» **Required work**
You are to retype all of the data exactly as it appears.

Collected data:
────────────────

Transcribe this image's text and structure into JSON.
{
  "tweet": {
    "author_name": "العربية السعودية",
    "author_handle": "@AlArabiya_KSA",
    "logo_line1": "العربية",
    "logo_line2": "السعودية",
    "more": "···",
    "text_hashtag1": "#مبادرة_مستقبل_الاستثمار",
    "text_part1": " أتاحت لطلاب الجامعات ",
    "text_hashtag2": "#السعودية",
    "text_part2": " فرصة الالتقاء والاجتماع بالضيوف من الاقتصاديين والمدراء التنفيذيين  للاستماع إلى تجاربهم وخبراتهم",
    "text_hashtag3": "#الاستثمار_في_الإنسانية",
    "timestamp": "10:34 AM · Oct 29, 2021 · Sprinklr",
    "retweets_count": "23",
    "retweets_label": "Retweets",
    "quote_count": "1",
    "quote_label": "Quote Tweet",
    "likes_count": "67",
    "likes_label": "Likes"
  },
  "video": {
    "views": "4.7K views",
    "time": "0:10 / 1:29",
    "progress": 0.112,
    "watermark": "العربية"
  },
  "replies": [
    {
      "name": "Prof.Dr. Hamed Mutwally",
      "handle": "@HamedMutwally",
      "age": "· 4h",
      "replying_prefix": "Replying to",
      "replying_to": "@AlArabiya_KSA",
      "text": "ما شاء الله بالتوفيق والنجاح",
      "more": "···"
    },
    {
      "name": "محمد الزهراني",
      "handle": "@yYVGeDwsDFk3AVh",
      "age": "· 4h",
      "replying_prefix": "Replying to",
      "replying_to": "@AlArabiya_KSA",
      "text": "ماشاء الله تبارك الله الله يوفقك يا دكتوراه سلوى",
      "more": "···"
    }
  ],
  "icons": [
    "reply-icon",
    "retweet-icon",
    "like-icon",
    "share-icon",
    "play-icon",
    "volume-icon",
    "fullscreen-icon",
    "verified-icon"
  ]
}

────────────────

» **Written reply**
Transcribe this image's text and structure into JSON.
{
  "tweet": {
    "author_name": "العربية السعودية",
    "author_handle": "@AlArabiya_KSA",
    "logo_line1": "العربية",
    "logo_line2": "السعودية",
    "more": "···",
    "text_hashtag1": "#مبادرة_مستقبل_الاستثمار",
    "text_part1": " أتاحت لطلاب الجامعات ",
    "text_hashtag2": "#السعودية",
    "text_part2": " فرصة الالتقاء والاجتماع بالضيوف من الاقتصاديين والمدراء التنفيذيين  للاستماع إلى تجاربهم وخبراتهم",
    "text_hashtag3": "#الاستثمار_في_الإنسانية",
    "timestamp": "10:34 AM · Oct 29, 2021 · Sprinklr",
    "retweets_count": "23",
    "retweets_label": "Retweets",
    "quote_count": "1",
    "quote_label": "Quote Tweet",
    "likes_count": "67",
    "likes_label": "Likes"
  },
  "video": {
    "views": "4.7K views",
    "time": "0:10 / 1:29",
    "progress": 0.112,
    "watermark": "العربية"
  },
  "replies": [
    {
      "name": "Prof.Dr. Hamed Mutwally",
      "handle": "@HamedMutwally",
      "age": "· 4h",
      "replying_prefix": "Replying to",
      "replying_to": "@AlArabiya_KSA",
      "text": "ما شاء الله بالتوفيق والنجاح",
      "more": "···"
    },
    {
      "name": "محمد الزهراني",
      "handle": "@yYVGeDwsDFk3AVh",
      "age": "· 4h",
      "replying_prefix": "Replying to",
      "replying_to": "@AlArabiya_KSA",
      "text": "ماشاء الله تبارك الله الله يوفقك يا دكتوراه سلوى",
      "more": "···"
    }
  ],
  "icons": [
    "reply-icon",
    "retweet-icon",
    "like-icon",
    "share-icon",
    "play-icon",
    "volume-icon",
    "fullscreen-icon",
    "verified-icon"
  ]
}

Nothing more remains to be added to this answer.